When all was said and done, Maia emerged with a 30-27 victory on all three judges' scorecards, and it wasn't even that close.
Jon Fitch is no longer the maniac who went 24 fights and almost a decade without losing to anyone other than GSP. Much of the bloom was off his rose after the Prodigy blistered him for two rounds before bottoming out in the third, and Bigg Rigg Hendricks steamrolled him in 12 seconds at UFC 141. Despite those blemishes, though, most publications still had him inside the welterweight top 10 (Fight! Magazine had him at No. 9).
So it's a big win for Maia.
It's even bigger when you consider the suffocating fashion in which he did it, and the fact that the win moved him to a perfect 3-0 since dropping to 170 pounds. In the wake of his neck-crank submission of Rick Story at UFC 153, the victory at UFC 156 also gave Demian a second straight impressive showing opposite top-tier competition.
The UFC's welterweight division is already a crowded and dangerous field.
St-Pierre, one of the greatest champions the sport has ever seen, presides over a court of challengers that includes a legitimate psycho (Nick Diaz), a natural-born killer (Carlos Condit), an on-rushing semi (Hendricks), a god of war (Rory MacDonald), a juggernaut (Jake Ellenberger) and a slew of other guys with slightly less intimidating games and nicknames. As divisions go, the 170-pounders had a good claim on being the UFC's deepest division.
That claim is even stronger, now, because it's time to add Demian Maia to that list.
This is a cat who wasn't exactly chopped liver at middleweight.
His tenure at 185 pounds will most likely be remembered for the unfortunate freak show at UFC 112, which isn't at all fair. Maia was only in the Octagon because Vitor Belfort couldn't go as originally scheduled and, though it's true he was hopelessly outclassed that night in Abu Dhabi, it was against Anderson Silva.
Anderson. Freakin'. Silva.
If memory serves me, many a UFC warrior has looked foolish against the greatest champion the sport has ever seen. It didn't take bizarre extracurriculars from the Spider in the vast majority of cases.

○ ○ ○ ○

[THINGS TO DO]
1. For the Demian Maia article, state whether each statement agrees with it: (a) Maia won 30-27 on all three judges' scorecards; (b) Hendricks defeated Fitch at UFC 153; (c) the win left Maia unbeaten in three fights since dropping to 170 pounds. For each, answer yes or no and quote the deciding words.
2. Pick up the Demian Maia article after its last sentence and carry it forward.

Boxed element entries:
○ ○ ○ ○

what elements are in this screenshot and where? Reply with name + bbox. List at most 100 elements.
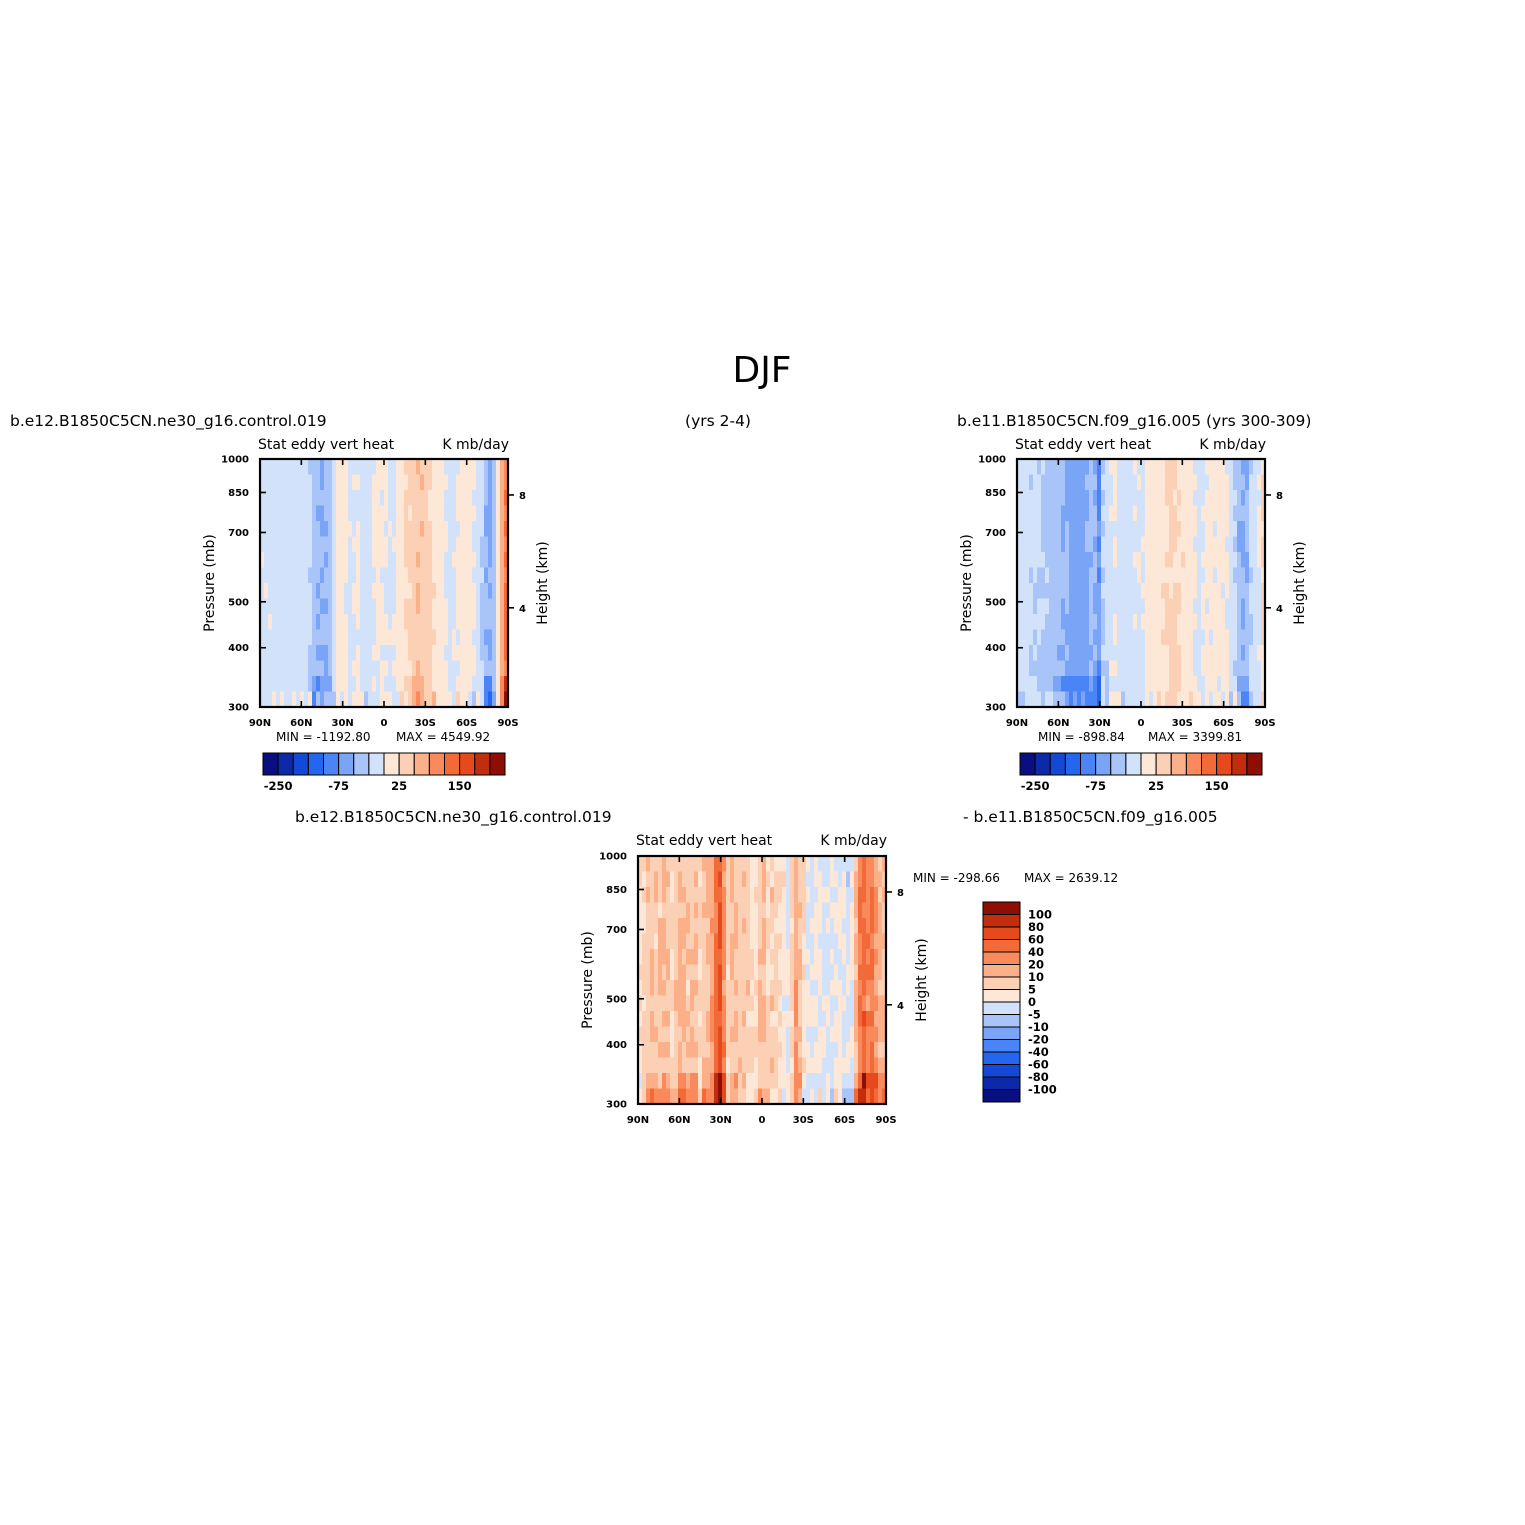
- contour-cell: [496, 536, 501, 553]
- contour-cell: [304, 474, 309, 491]
- contour-cell: [710, 887, 715, 904]
- contour-cell: [1141, 676, 1146, 693]
- contour-cell: [1165, 459, 1170, 476]
- contour-cell: [1113, 583, 1118, 600]
- contour-cell: [730, 1042, 735, 1059]
- contour-cell: [1257, 552, 1262, 569]
- contour-cell: [694, 933, 699, 950]
- contour-cell: [858, 1088, 863, 1105]
- contour-cell: [794, 856, 799, 873]
- contour-cell: [304, 459, 309, 476]
- contour-cell: [288, 660, 293, 677]
- colorbar-box: [982, 976, 1021, 990]
- contour-cell: [1061, 552, 1066, 569]
- contour-cell: [1061, 598, 1066, 615]
- contour-cell: [284, 629, 289, 646]
- contour-cell: [1205, 567, 1210, 584]
- contour-cell: [762, 1088, 767, 1105]
- contour-cell: [1169, 474, 1174, 491]
- contour-cell: [456, 598, 461, 615]
- contour-cell: [368, 536, 373, 553]
- contour-cell: [678, 887, 683, 904]
- contour-cell: [324, 474, 329, 491]
- contour-cell: [1077, 583, 1082, 600]
- contour-cell: [694, 856, 699, 873]
- contour-cell: [794, 871, 799, 888]
- contour-cell: [794, 980, 799, 997]
- contour-cell: [1109, 521, 1114, 538]
- contour-cell: [686, 856, 691, 873]
- contour-cell: [846, 1073, 851, 1090]
- contour-cell: [1113, 598, 1118, 615]
- contour-cell: [464, 552, 469, 569]
- contour-cell: [412, 552, 417, 569]
- contour-cell: [472, 552, 477, 569]
- contour-cell: [654, 1011, 659, 1028]
- contour-cell: [882, 871, 887, 888]
- contour-cell: [1093, 583, 1098, 600]
- contour-cell: [384, 676, 389, 693]
- colorbar-box: [489, 752, 506, 776]
- contour-cell: [384, 598, 389, 615]
- contour-cell: [818, 1088, 823, 1105]
- contour-cell: [722, 980, 727, 997]
- contour-cell: [356, 660, 361, 677]
- contour-cell: [882, 902, 887, 919]
- contour-cell: [260, 521, 265, 538]
- contour-cell: [702, 856, 707, 873]
- contour-cell: [690, 1042, 695, 1059]
- contour-cell: [842, 887, 847, 904]
- contour-cell: [272, 474, 277, 491]
- contour-cell: [794, 1026, 799, 1043]
- contour-cell: [726, 1026, 731, 1043]
- contour-cell: [846, 918, 851, 935]
- colorbar-box: [338, 752, 355, 776]
- contour-cell: [822, 933, 827, 950]
- contour-cell: [698, 856, 703, 873]
- contour-cell: [686, 871, 691, 888]
- contour-cell: [690, 949, 695, 966]
- contour-cell: [818, 995, 823, 1012]
- contour-cell: [882, 1057, 887, 1074]
- contour-cell: [416, 598, 421, 615]
- contour-cell: [738, 1057, 743, 1074]
- contour-cell: [1177, 552, 1182, 569]
- contour-cell: [1229, 474, 1234, 491]
- contour-cell: [488, 614, 493, 631]
- contour-cell: [468, 629, 473, 646]
- contour-cell: [814, 980, 819, 997]
- contour-cell: [316, 691, 321, 708]
- contour-cell: [874, 949, 879, 966]
- contour-cell: [488, 598, 493, 615]
- contour-cell: [1249, 490, 1254, 507]
- contour-cell: [754, 871, 759, 888]
- contour-cell: [420, 567, 425, 584]
- contour-cell: [790, 1057, 795, 1074]
- contour-cell: [276, 474, 281, 491]
- contour-cell: [448, 567, 453, 584]
- contour-cell: [754, 933, 759, 950]
- contour-cell: [786, 856, 791, 873]
- contour-cell: [758, 871, 763, 888]
- contour-cell: [830, 1073, 835, 1090]
- contour-cell: [734, 980, 739, 997]
- contour-cell: [396, 583, 401, 600]
- contour-cell: [364, 474, 369, 491]
- contour-cell: [432, 583, 437, 600]
- contour-cell: [1213, 567, 1218, 584]
- contour-cell: [1117, 598, 1122, 615]
- contour-cell: [706, 887, 711, 904]
- contour-cell: [460, 676, 465, 693]
- contour-cell: [778, 1011, 783, 1028]
- contour-cell: [344, 567, 349, 584]
- contour-cell: [448, 505, 453, 522]
- contour-cell: [1201, 490, 1206, 507]
- contour-cell: [830, 1088, 835, 1105]
- contour-cell: [316, 567, 321, 584]
- colorbar-box: [982, 939, 1021, 953]
- contour-cell: [1125, 645, 1130, 662]
- contour-cell: [1245, 490, 1250, 507]
- contour-cell: [444, 536, 449, 553]
- contour-cell: [818, 1011, 823, 1028]
- contour-cell: [1073, 521, 1078, 538]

○ ○ ○ ○

[RESULTS]
1.
(a) Yes: "Maia emerged with a 30-27 victory on all three judges' scorecards"
(b) No: "Bigg Rigg Hendricks steamrolled him in 12 seconds at UFC 141"
(c) Yes: "the win moved him to a perfect 3-0 since dropping to 170 pounds"

2.
Get beyond that ugliness, however, and you see that the Brazilian boasts a decent track record at middleweight. He submitted the great Chael Sonnen in less than three minutes, wobbled Mark Munoz before dropping a split decision and stood toe-to-toe with Chris Weidman for three rounds. Maia ultimately lost a unanimous decision to the media's latest "Anderson Better Watch Out for This Guy" guy.
So we're not talking about some daisy who's been forced down a division in a last-ditch effort to keep his job.
This is a man looking for UFC gold and he's got a good shot at 170 pounds.
Maia is supremely dangerous on the ground, possessing an array of BJJ talents that is the envy of the art's best practitioners. When a submission monster like Frank Mir, who doesn't lack for confidence, pays a compliment like that, it means something.
Finally, size is a huge ally for Demian.
At UFC 156, he bullied around Jon Fitch with ease. Given Fitch's rep for being the playground terror at 170 pounds in terms of strength and physicality, that's a large, flashing "uh oh" for the division.
The line ahead of him is long and distinguished so he'll have to wait his turn, but nobody should be surprised if 2014 finds Demian Maia squaring off with Georges St-Pierre (or a successor) for the UFC Welterweight title.
Just don't expect to be on the edge of your seat .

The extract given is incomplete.